> _Work required_
Where a line contains the word "Berechnung", copy that line.

*****

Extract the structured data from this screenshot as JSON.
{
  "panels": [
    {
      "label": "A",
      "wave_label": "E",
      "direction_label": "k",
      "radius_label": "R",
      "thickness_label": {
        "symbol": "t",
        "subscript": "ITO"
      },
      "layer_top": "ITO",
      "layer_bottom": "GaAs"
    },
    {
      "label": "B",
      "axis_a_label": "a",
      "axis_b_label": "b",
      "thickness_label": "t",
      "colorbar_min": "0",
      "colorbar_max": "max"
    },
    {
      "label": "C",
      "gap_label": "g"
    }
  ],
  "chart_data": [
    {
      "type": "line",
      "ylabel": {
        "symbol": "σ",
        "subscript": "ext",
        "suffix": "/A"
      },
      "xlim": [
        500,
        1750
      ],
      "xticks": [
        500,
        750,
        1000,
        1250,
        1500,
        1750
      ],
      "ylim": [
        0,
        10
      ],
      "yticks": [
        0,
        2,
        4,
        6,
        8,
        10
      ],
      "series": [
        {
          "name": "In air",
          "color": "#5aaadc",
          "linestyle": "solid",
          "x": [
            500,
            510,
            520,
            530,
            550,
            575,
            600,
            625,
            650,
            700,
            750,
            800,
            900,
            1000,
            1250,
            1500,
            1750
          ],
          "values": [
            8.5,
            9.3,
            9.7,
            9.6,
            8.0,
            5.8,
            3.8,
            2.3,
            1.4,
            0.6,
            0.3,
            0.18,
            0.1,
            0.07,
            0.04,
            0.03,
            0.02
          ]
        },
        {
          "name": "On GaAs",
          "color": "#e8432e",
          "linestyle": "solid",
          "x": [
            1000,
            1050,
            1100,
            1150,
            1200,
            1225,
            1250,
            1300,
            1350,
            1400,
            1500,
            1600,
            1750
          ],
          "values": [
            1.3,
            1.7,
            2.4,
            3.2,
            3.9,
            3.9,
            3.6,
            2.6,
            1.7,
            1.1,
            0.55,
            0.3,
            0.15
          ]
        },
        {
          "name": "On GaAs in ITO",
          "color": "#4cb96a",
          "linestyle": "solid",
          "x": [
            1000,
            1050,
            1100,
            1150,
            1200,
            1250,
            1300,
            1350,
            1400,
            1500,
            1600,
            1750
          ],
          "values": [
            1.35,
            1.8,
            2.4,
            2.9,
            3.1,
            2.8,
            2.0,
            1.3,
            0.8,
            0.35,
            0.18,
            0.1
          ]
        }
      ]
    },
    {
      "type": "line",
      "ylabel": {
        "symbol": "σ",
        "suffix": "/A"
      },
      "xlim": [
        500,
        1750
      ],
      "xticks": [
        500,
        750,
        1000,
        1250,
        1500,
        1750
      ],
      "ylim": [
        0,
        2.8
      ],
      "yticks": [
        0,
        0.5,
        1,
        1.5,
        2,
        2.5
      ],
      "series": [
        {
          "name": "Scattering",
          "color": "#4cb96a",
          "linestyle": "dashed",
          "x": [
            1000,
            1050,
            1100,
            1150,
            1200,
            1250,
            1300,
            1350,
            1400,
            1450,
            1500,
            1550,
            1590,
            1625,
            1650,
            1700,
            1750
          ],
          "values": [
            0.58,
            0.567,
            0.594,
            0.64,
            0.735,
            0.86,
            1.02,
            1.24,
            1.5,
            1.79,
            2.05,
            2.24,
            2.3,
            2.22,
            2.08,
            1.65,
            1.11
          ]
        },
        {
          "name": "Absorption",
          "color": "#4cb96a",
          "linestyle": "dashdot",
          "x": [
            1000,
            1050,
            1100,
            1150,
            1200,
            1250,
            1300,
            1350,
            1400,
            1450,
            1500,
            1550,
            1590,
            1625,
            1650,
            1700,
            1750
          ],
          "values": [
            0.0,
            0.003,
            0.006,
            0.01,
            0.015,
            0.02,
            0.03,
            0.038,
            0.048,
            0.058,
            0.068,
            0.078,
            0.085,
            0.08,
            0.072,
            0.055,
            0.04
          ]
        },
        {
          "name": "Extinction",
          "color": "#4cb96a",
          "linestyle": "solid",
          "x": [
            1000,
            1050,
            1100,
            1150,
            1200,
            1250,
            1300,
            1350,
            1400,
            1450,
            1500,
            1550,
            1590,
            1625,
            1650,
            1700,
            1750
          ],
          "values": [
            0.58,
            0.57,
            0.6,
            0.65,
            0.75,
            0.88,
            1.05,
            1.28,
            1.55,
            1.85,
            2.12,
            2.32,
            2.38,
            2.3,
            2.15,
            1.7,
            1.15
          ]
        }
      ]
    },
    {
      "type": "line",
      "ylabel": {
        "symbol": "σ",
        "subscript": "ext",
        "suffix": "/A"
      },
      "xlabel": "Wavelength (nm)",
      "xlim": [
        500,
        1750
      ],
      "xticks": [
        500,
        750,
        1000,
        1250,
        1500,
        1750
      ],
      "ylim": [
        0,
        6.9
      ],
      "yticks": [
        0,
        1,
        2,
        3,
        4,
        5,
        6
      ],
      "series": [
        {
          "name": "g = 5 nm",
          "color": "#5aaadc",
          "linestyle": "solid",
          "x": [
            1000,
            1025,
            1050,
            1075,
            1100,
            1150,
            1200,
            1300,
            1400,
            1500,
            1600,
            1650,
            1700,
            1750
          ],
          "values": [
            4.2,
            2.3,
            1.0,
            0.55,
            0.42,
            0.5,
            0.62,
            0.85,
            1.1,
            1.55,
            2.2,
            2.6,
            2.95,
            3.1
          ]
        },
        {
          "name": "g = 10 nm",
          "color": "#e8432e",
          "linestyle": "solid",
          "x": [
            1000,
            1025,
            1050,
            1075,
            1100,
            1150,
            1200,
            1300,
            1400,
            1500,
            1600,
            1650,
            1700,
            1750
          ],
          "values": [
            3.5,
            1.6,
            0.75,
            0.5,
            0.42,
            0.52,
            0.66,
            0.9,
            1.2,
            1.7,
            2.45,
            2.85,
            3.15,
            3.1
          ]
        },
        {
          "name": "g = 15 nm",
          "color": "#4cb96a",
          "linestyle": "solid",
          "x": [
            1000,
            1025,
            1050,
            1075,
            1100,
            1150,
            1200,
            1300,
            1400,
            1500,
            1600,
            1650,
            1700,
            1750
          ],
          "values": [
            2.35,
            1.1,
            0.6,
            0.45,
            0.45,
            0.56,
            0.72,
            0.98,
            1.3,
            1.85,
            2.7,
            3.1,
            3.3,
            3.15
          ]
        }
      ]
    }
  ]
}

*****

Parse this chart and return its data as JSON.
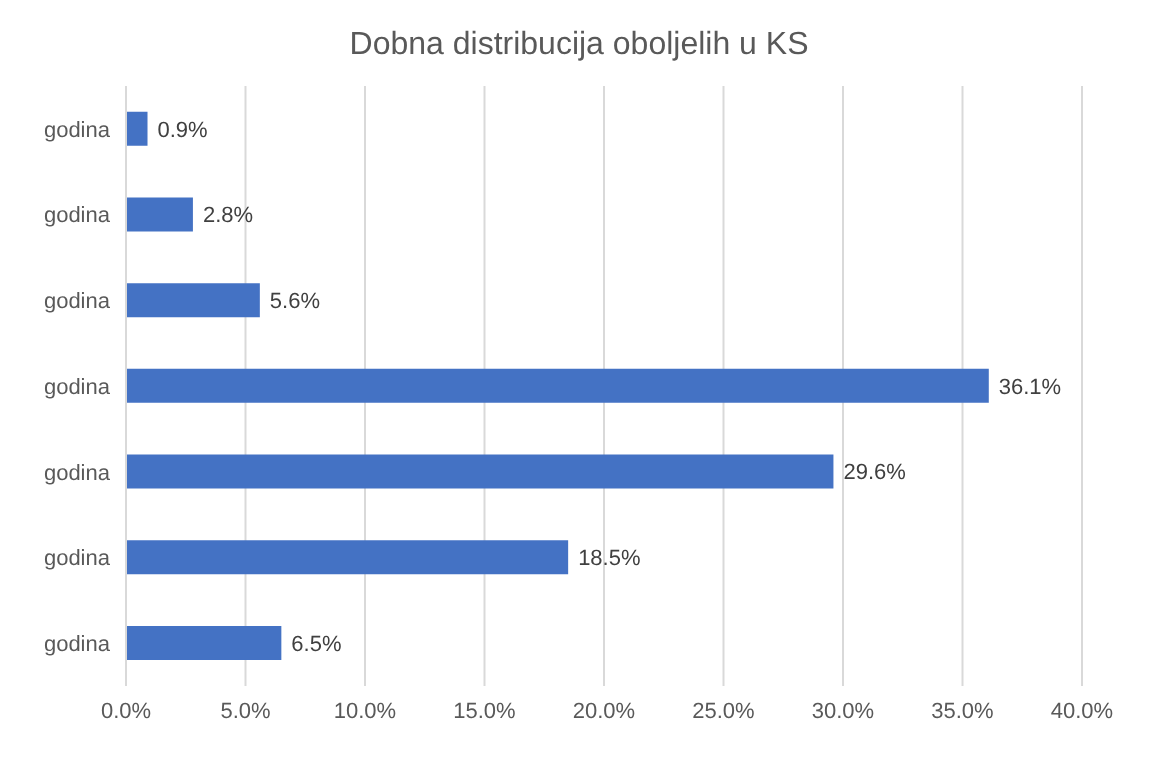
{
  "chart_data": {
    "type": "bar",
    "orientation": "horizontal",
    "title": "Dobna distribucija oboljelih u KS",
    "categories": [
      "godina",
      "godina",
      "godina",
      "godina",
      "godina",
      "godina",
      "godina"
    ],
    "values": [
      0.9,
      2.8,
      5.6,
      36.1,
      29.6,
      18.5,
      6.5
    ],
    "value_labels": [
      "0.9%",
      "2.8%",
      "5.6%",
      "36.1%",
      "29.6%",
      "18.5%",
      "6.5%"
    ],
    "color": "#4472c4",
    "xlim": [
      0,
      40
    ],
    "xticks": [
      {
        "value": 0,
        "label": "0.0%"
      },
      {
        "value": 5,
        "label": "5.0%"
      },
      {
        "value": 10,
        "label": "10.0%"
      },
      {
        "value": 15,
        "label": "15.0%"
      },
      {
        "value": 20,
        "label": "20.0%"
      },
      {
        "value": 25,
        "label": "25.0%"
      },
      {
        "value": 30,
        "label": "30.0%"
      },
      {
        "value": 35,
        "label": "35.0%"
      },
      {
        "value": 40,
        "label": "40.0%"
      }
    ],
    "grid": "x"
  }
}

*****

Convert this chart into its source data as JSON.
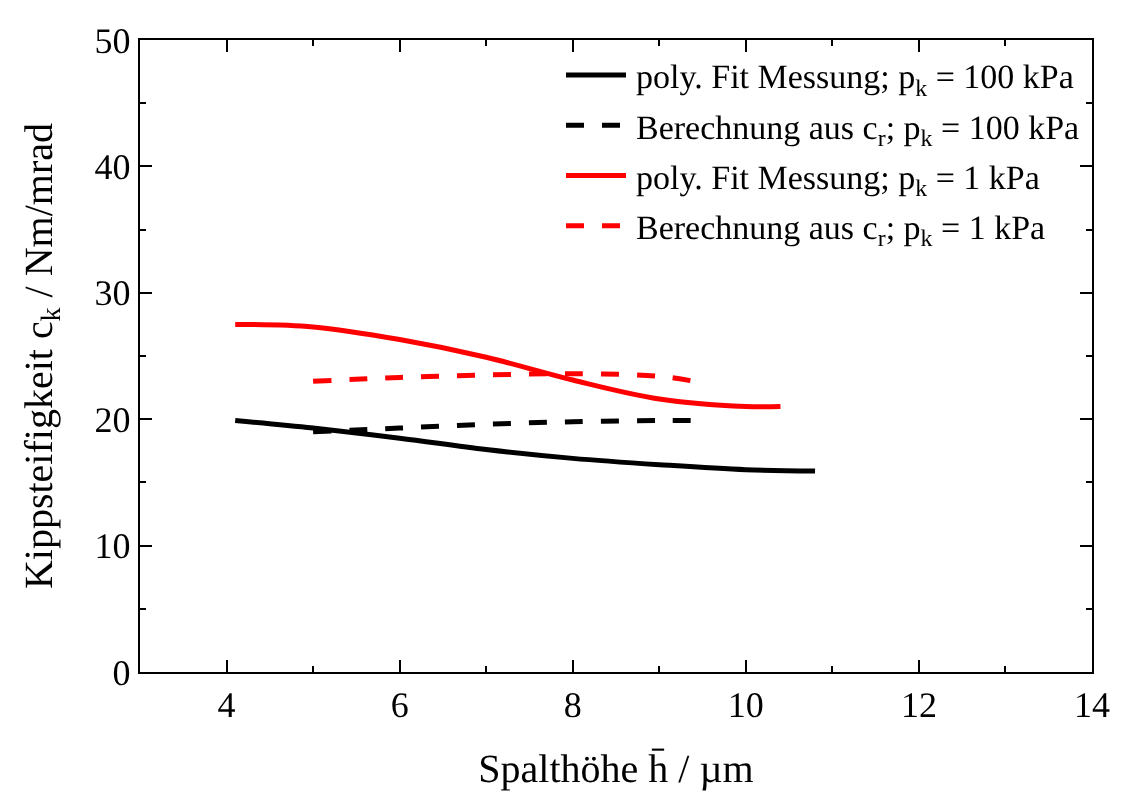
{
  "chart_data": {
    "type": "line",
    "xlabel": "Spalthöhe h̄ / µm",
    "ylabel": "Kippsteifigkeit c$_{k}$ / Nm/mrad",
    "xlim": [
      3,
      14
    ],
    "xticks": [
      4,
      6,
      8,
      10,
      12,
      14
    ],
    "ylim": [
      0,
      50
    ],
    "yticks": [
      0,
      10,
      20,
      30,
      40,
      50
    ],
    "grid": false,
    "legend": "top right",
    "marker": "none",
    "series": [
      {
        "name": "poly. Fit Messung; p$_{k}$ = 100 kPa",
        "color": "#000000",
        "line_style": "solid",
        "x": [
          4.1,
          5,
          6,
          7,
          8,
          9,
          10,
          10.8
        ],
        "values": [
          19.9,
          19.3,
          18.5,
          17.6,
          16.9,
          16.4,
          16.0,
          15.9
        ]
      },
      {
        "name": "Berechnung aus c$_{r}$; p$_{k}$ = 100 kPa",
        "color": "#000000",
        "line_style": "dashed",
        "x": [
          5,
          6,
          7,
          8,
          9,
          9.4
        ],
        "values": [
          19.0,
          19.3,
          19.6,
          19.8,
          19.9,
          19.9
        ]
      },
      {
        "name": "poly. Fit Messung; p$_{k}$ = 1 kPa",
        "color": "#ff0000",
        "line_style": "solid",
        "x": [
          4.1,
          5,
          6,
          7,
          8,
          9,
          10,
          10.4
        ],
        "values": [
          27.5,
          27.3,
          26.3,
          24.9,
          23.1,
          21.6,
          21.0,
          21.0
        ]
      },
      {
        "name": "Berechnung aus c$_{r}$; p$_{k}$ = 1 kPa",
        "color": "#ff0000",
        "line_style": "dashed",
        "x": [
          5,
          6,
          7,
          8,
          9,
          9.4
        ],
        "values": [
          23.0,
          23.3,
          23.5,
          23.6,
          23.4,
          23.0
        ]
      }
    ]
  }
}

*****

> _Solution below_
        "name": "Berechnung aus c$_{r}$; p$_{k}$ = 100 kPa",
        "name": "Berechnung aus c$_{r}$; p$_{k}$ = 1 kPa",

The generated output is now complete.